Exercise description:
Separate out the lines that hold "frost".

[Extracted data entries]
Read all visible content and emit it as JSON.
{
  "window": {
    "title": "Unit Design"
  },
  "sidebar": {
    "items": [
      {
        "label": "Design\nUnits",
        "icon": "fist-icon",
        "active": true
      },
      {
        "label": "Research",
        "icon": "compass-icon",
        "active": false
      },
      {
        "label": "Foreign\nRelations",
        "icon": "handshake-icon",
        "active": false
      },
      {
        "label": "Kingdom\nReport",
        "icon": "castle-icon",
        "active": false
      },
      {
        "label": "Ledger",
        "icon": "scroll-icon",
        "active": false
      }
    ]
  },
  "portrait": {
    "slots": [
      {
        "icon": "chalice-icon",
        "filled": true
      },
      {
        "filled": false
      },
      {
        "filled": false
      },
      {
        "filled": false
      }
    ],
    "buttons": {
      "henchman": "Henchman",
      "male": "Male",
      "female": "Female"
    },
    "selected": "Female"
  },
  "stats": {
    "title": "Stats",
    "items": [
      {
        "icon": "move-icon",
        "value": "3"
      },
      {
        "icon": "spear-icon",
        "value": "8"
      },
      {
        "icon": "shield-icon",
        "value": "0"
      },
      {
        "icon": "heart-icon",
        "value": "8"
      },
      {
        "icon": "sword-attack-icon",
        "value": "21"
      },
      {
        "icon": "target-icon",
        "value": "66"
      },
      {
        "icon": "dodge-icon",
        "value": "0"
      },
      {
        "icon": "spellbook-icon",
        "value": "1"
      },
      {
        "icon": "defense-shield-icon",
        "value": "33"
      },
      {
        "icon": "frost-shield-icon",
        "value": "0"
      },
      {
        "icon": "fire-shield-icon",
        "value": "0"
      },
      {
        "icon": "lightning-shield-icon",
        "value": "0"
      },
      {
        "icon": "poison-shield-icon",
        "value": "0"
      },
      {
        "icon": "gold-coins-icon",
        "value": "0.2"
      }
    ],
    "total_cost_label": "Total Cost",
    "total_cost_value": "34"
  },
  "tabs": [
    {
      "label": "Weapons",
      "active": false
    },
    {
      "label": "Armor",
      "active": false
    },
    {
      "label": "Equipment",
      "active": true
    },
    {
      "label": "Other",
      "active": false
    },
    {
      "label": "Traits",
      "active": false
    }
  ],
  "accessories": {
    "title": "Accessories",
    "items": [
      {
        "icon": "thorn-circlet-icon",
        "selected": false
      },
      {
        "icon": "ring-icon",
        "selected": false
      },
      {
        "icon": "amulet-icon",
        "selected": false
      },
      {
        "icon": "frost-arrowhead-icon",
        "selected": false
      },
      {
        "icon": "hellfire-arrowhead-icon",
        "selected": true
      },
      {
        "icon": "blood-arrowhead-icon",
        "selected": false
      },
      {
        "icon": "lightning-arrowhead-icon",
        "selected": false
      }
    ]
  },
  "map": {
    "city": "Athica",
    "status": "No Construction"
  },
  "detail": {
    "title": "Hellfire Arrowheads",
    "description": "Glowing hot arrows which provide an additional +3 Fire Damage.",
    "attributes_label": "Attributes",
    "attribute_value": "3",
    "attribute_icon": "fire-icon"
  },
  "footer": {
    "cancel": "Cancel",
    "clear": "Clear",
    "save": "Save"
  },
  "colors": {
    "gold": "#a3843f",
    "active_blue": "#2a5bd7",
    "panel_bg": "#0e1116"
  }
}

In response:
        "icon": "frost-shield-icon",
        "icon": "frost-arrowhead-icon",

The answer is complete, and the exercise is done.